→ Assigned task
For the entries below, state how many lines include the string "social", and write nothing besides that number.

==== Record set

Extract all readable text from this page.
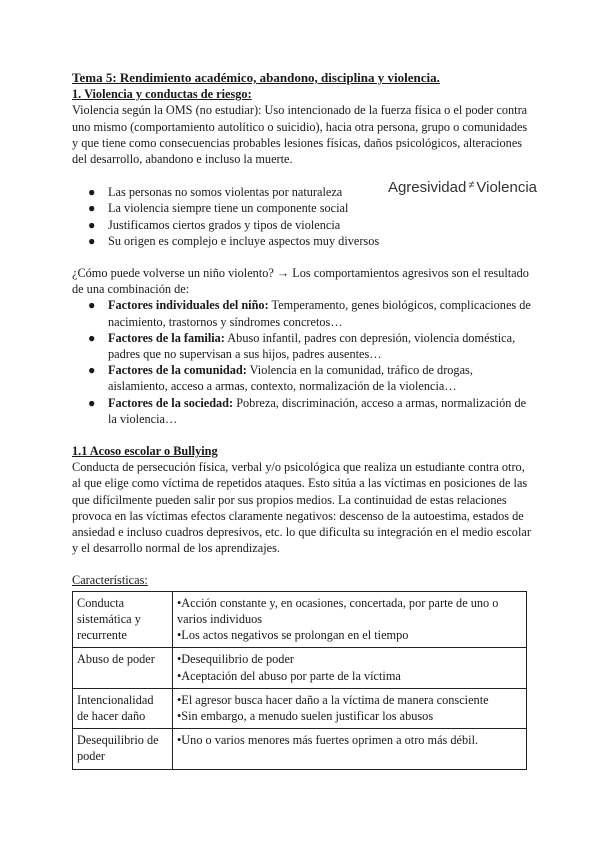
Tema 5: Rendimiento académico, abandono, disciplina y violencia.

1. Violencia y conductas de riesgo:

Violencia según la OMS (no estudiar): Uso intencionado de la fuerza física o el poder contra uno mismo (comportamiento autolítico o suicidio), hacia otra persona, grupo o comunidades y que tiene como consecuencias probables lesiones físicas, daños psicológicos, alteraciones del desarrollo, abandono e incluso la muerte.

● Las personas no somos violentas por naturaleza
● La violencia siempre tiene un componente social
● Justificamos ciertos grados y tipos de violencia
● Su origen es complejo e incluye aspectos muy diversos
Agresividad ≠ Violencia

¿Cómo puede volverse un niño violento? → Los comportamientos agresivos son el resultado de una combinación de:

● Factores individuales del niño: Temperamento, genes biológicos, complicaciones de nacimiento, trastornos y síndromes concretos…
● Factores de la familia: Abuso infantil, padres con depresión, violencia doméstica, padres que no supervisan a sus hijos, padres ausentes…
● Factores de la comunidad: Violencia en la comunidad, tráfico de drogas, aislamiento, acceso a armas, contexto, normalización de la violencia…
● Factores de la sociedad: Pobreza, discriminación, acceso a armas, normalización de la violencia…

1.1 Acoso escolar o Bullying

Conducta de persecución física, verbal y/o psicológica que realiza un estudiante contra otro, al que elige como víctima de repetidos ataques. Esto sitúa a las víctimas en posiciones de las que difícilmente pueden salir por sus propios medios. La continuidad de estas relaciones provoca en las víctimas efectos claramente negativos: descenso de la autoestima, estados de ansiedad e incluso cuadros depresivos, etc. lo que dificulta su integración en el medio escolar y el desarrollo normal de los aprendizajes.

Características:

Conducta sistemática y recurrente	•Acción constante y, en ocasiones, concertada, por parte de uno o varios individuos
•Los actos negativos se prolongan en el tiempo

Abuso de poder	•Desequilibrio de poder
•Aceptación del abuso por parte de la víctima

Intencionalidad de hacer daño	•El agresor busca hacer daño a la víctima de manera consciente
•Sin embargo, a menudo suelen justificar los abusos

Desequilibrio de poder	•Uno o varios menores más fuertes oprimen a otro más débil.
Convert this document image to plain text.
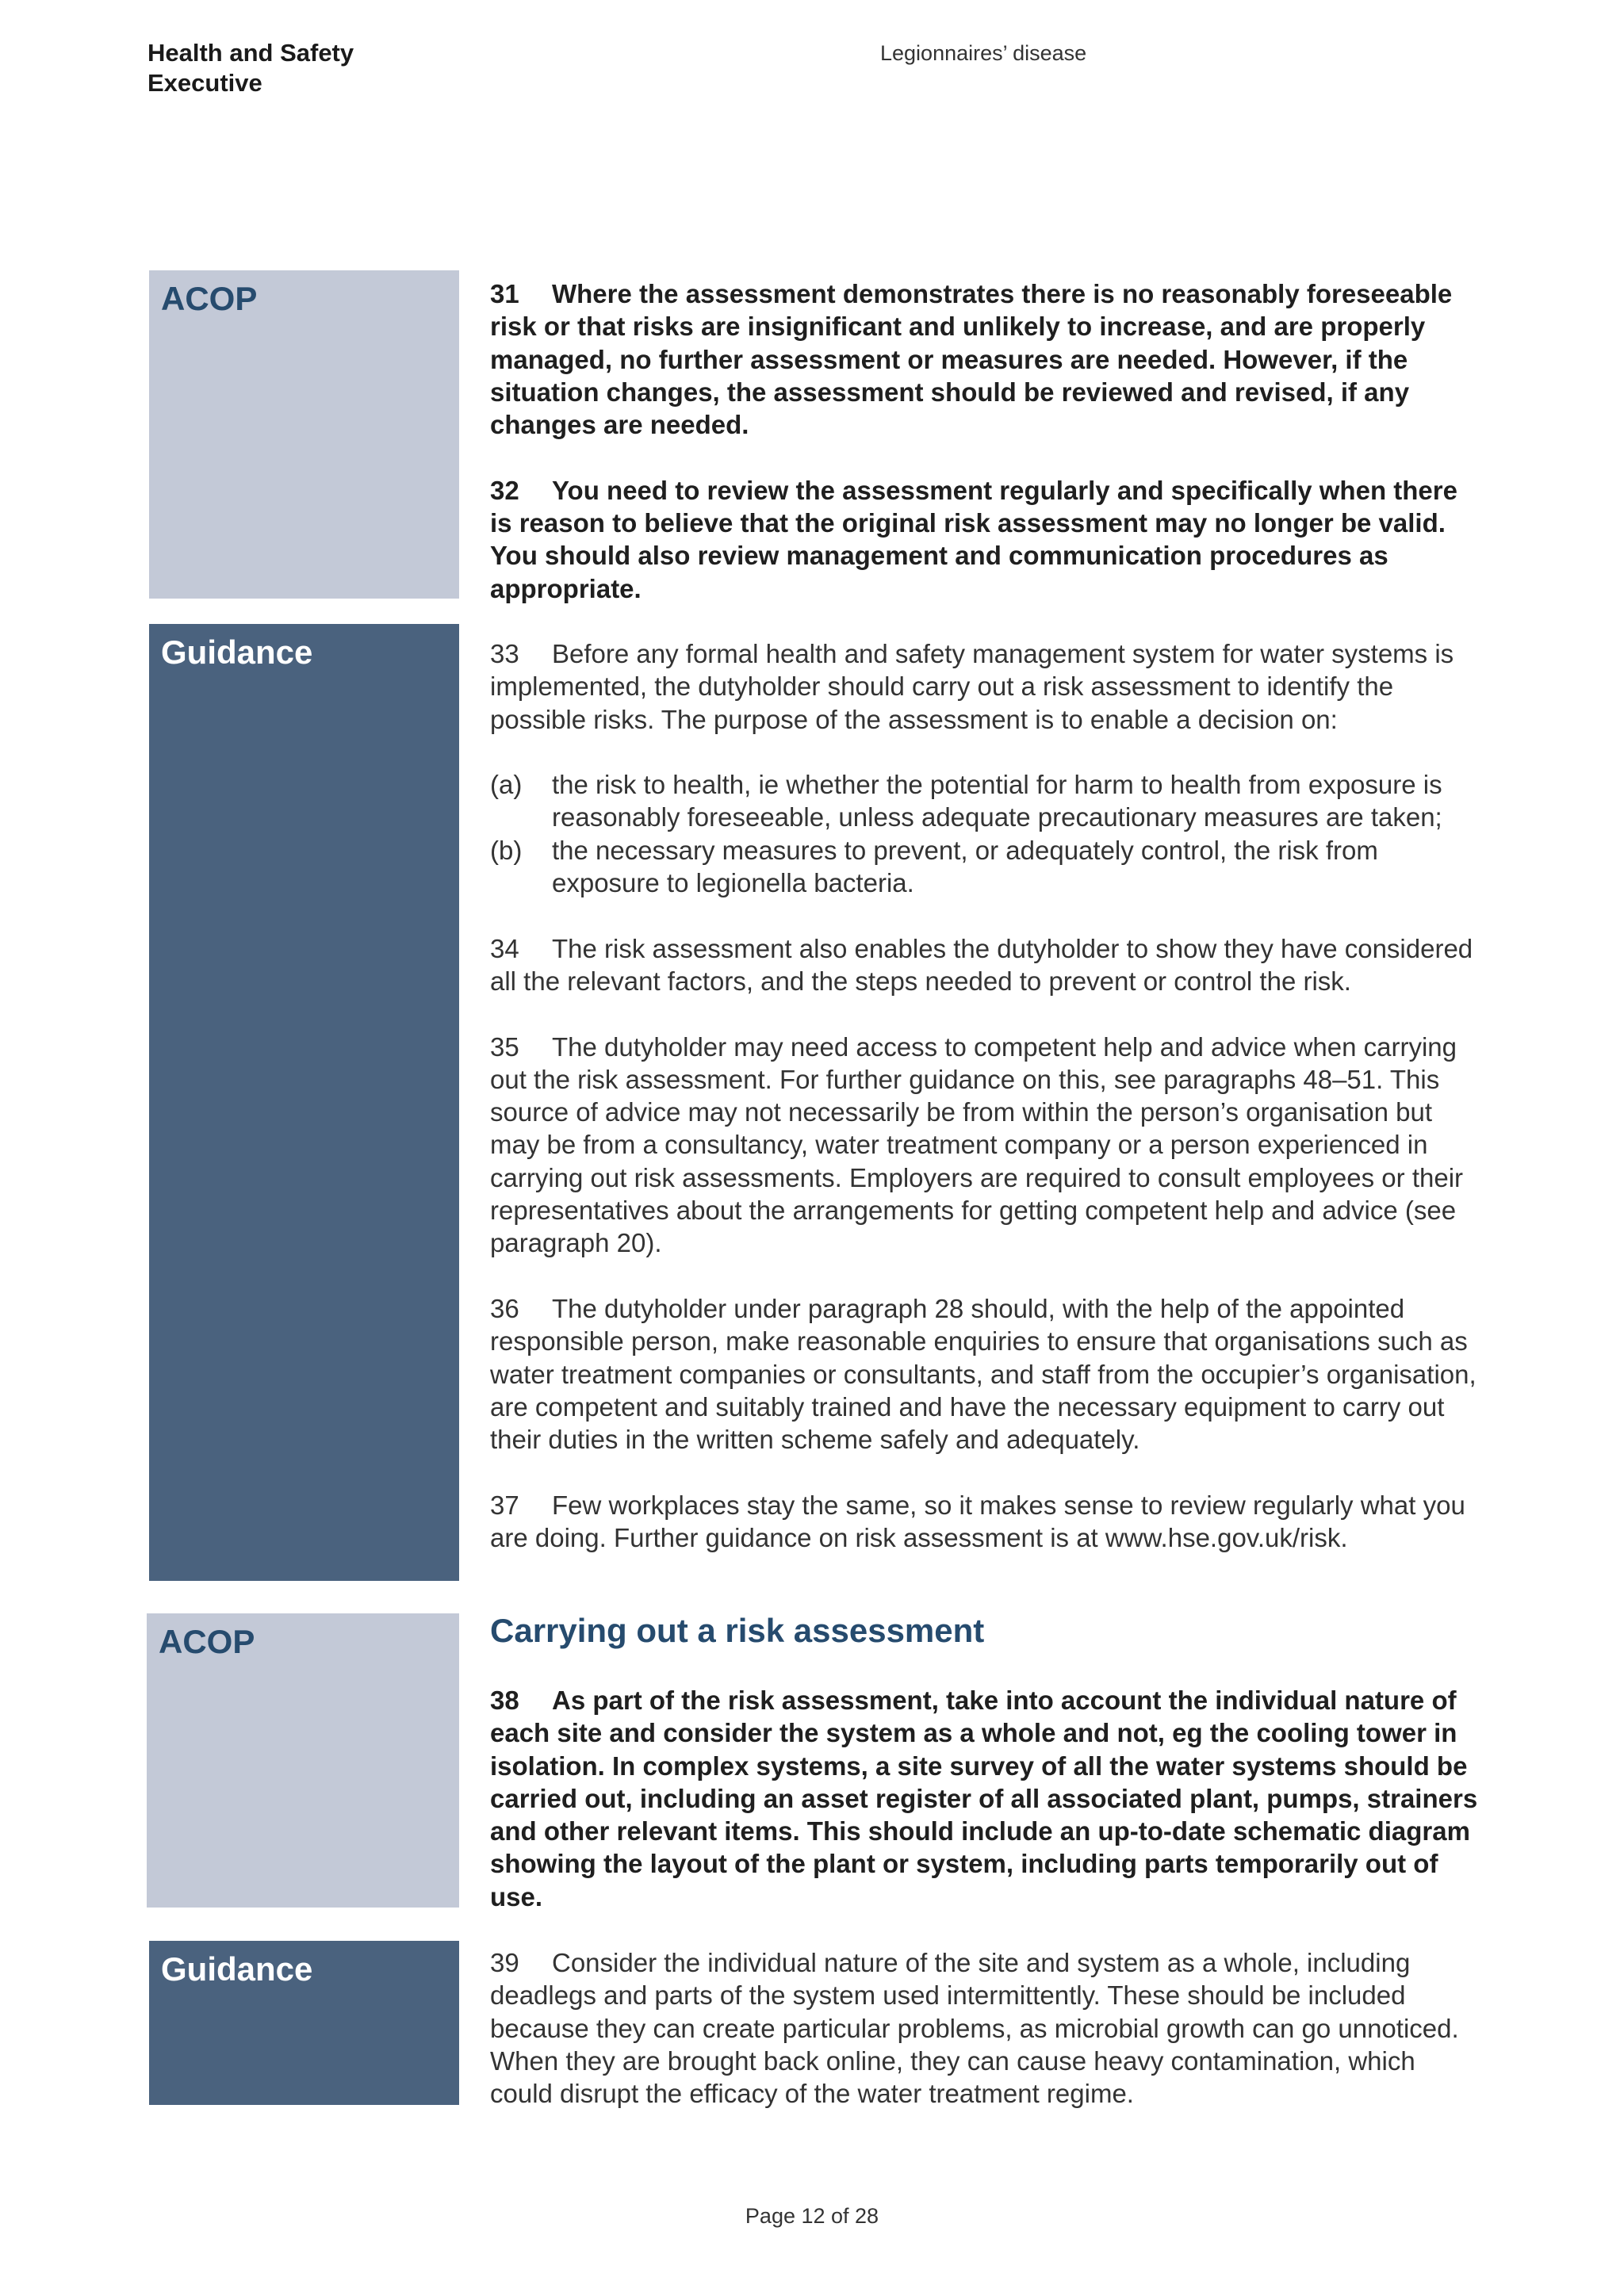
Health and Safety
Executive
Legionnaires’ disease
ACOP
Guidance
ACOP
Guidance

31 Where the assessment demonstrates there is no reasonably foreseeable risk or that risks are insignificant and unlikely to increase, and are properly managed, no further assessment or measures are needed. However, if the situation changes, the assessment should be reviewed and revised, if any changes are needed.

32 You need to review the assessment regularly and specifically when there is reason to believe that the original risk assessment may no longer be valid. You should also review management and communication procedures as appropriate.

33 Before any formal health and safety management system for water systems is implemented, the dutyholder should carry out a risk assessment to identify the possible risks. The purpose of the assessment is to enable a decision on:

(a)	the risk to health, ie whether the potential for harm to health from exposure is reasonably foreseeable, unless adequate precautionary measures are taken;
(b)	the necessary measures to prevent, or adequately control, the risk from exposure to legionella bacteria.

34 The risk assessment also enables the dutyholder to show they have considered all the relevant factors, and the steps needed to prevent or control the risk.

35 The dutyholder may need access to competent help and advice when carrying out the risk assessment. For further guidance on this, see paragraphs 48–51. This source of advice may not necessarily be from within the person’s organisation but may be from a consultancy, water treatment company or a person experienced in carrying out risk assessments. Employers are required to consult employees or their representatives about the arrangements for getting competent help and advice (see paragraph 20).

36 The dutyholder under paragraph 28 should, with the help of the appointed responsible person, make reasonable enquiries to ensure that organisations such as water treatment companies or consultants, and staff from the occupier’s organisation, are competent and suitably trained and have the necessary equipment to carry out their duties in the written scheme safely and adequately.

37 Few workplaces stay the same, so it makes sense to review regularly what you are doing. Further guidance on risk assessment is at www.hse.gov.uk/risk.

Carrying out a risk assessment

38 As part of the risk assessment, take into account the individual nature of each site and consider the system as a whole and not, eg the cooling tower in isolation. In complex systems, a site survey of all the water systems should be carried out, including an asset register of all associated plant, pumps, strainers and other relevant items. This should include an up-to-date schematic diagram showing the layout of the plant or system, including parts temporarily out of use.

39 Consider the individual nature of the site and system as a whole, including deadlegs and parts of the system used intermittently. These should be included because they can create particular problems, as microbial growth can go unnoticed. When they are brought back online, they can cause heavy contamination, which could disrupt the efficacy of the water treatment regime.

Page 12 of 28
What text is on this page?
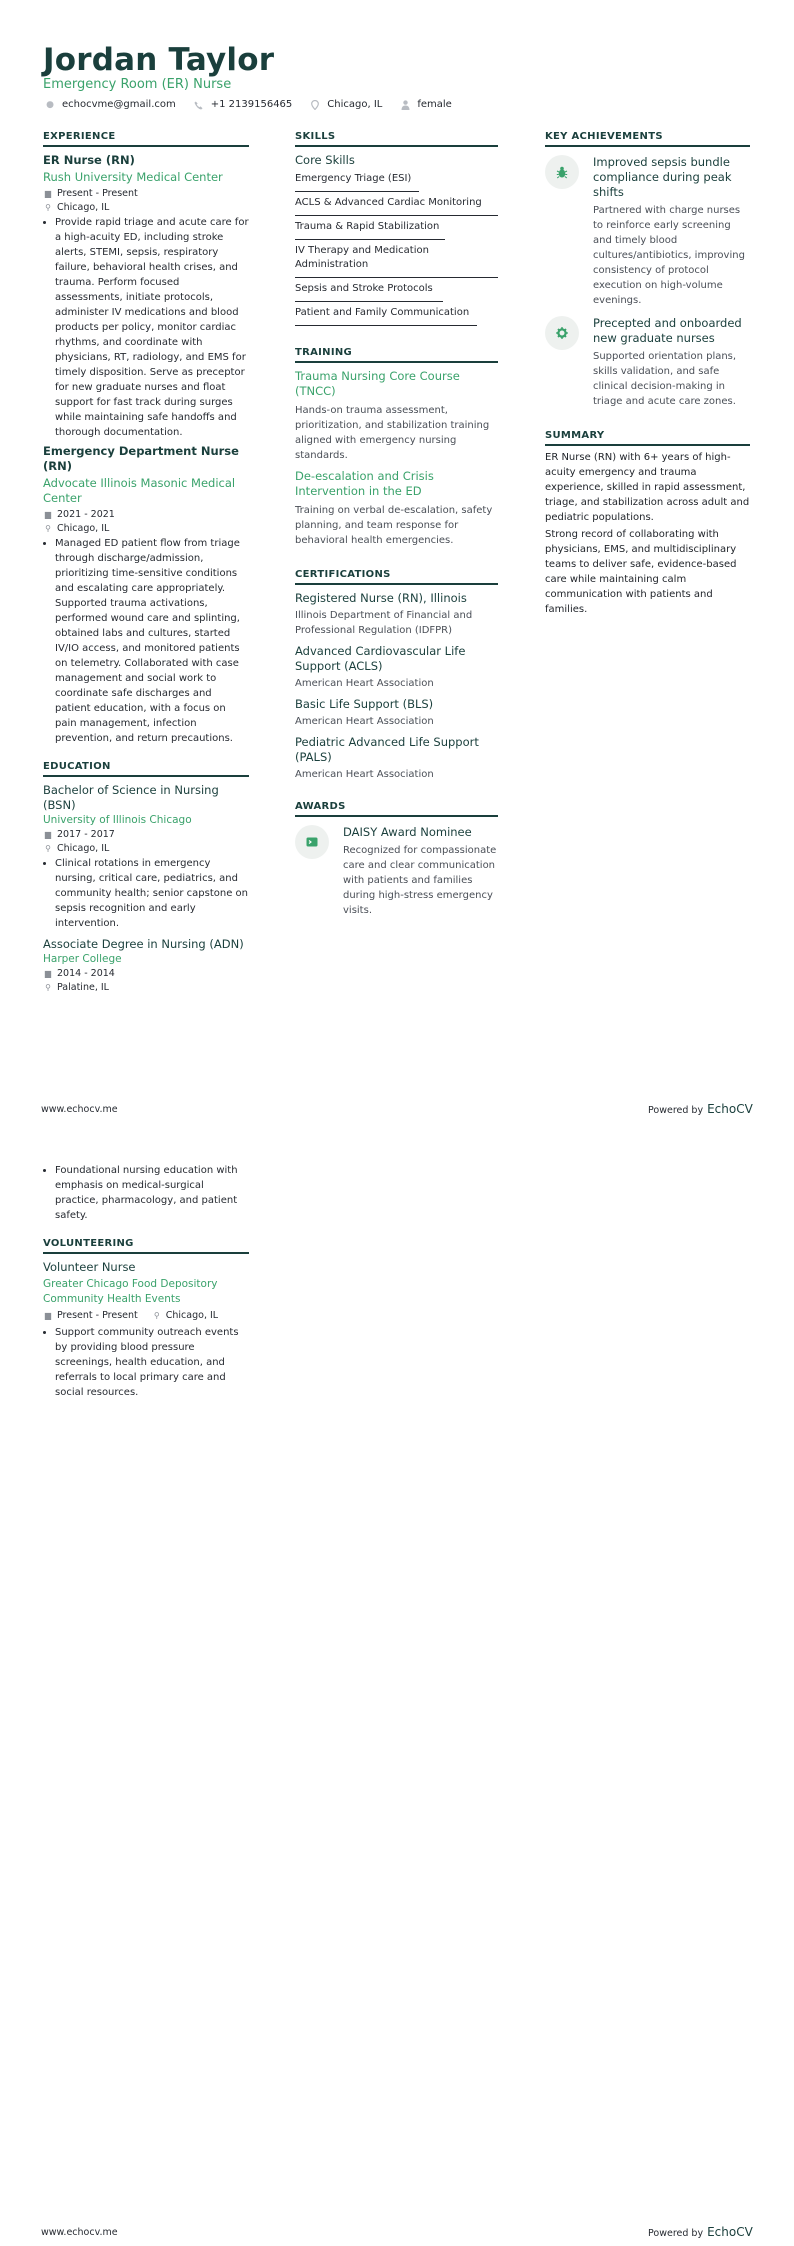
Jordan Taylor
Emergency Room (ER) Nurse
● echocvme@gmail.com	+1 2139156465	Chicago, IL	female
EXPERIENCE
ER Nurse (RN)
Rush University Medical Center
▆ Present - Present
⚲ Chicago, IL
• Provide rapid triage and acute care for a high-acuity ED, including stroke alerts, STEMI, sepsis, respiratory failure, behavioral health crises, and trauma. Perform focused assessments, initiate protocols, administer IV medications and blood products per policy, monitor cardiac rhythms, and coordinate with physicians, RT, radiology, and EMS for timely disposition. Serve as preceptor for new graduate nurses and float support for fast track during surges while maintaining safe handoffs and thorough documentation.
Emergency Department Nurse (RN)
Advocate Illinois Masonic Medical Center
▆ 2021 - 2021
⚲ Chicago, IL
• Managed ED patient flow from triage through discharge/admission, prioritizing time-sensitive conditions and escalating care appropriately. Supported trauma activations, performed wound care and splinting, obtained labs and cultures, started IV/IO access, and monitored patients on telemetry. Collaborated with case management and social work to coordinate safe discharges and patient education, with a focus on pain management, infection prevention, and return precautions.
EDUCATION
Bachelor of Science in Nursing (BSN)
University of Illinois Chicago
▆ 2017 - 2017
⚲ Chicago, IL
• Clinical rotations in emergency nursing, critical care, pediatrics, and community health; senior capstone on sepsis recognition and early intervention.
Associate Degree in Nursing (ADN)
Harper College
▆ 2014 - 2014
⚲ Palatine, IL
SKILLS
Core Skills
Emergency Triage (ESI)
ACLS & Advanced Cardiac Monitoring
Trauma & Rapid Stabilization
IV Therapy and Medication Administration
Sepsis and Stroke Protocols
Patient and Family Communication
TRAINING
Trauma Nursing Core Course (TNCC)
Hands-on trauma assessment, prioritization, and stabilization training aligned with emergency nursing standards.
De-escalation and Crisis Intervention in the ED
Training on verbal de-escalation, safety planning, and team response for behavioral health emergencies.
CERTIFICATIONS
Registered Nurse (RN), Illinois
Illinois Department of Financial and Professional Regulation (IDFPR)
Advanced Cardiovascular Life Support (ACLS)
American Heart Association
Basic Life Support (BLS)
American Heart Association
Pediatric Advanced Life Support (PALS)
American Heart Association
AWARDS
DAISY Award Nominee
Recognized for compassionate care and clear communication with patients and families during high-stress emergency visits.
KEY ACHIEVEMENTS
Improved sepsis bundle compliance during peak shifts
Partnered with charge nurses to reinforce early screening and timely blood cultures/antibiotics, improving consistency of protocol execution on high-volume evenings.
Precepted and onboarded new graduate nurses
Supported orientation plans, skills validation, and safe clinical decision-making in triage and acute care zones.
SUMMARY
ER Nurse (RN) with 6+ years of high-acuity emergency and trauma experience, skilled in rapid assessment, triage, and stabilization across adult and pediatric populations.
Strong record of collaborating with physicians, EMS, and multidisciplinary teams to deliver safe, evidence-based care while maintaining calm communication with patients and families.
www.echocv.me	Powered by EchoCV
• Foundational nursing education with emphasis on medical-surgical practice, pharmacology, and patient safety.
VOLUNTEERING
Volunteer Nurse
Greater Chicago Food Depository Community Health Events
▆ Present - Present ⚲ Chicago, IL
• Support community outreach events by providing blood pressure screenings, health education, and referrals to local primary care and social resources.
www.echocv.me	Powered by EchoCV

========

→ Answer below
3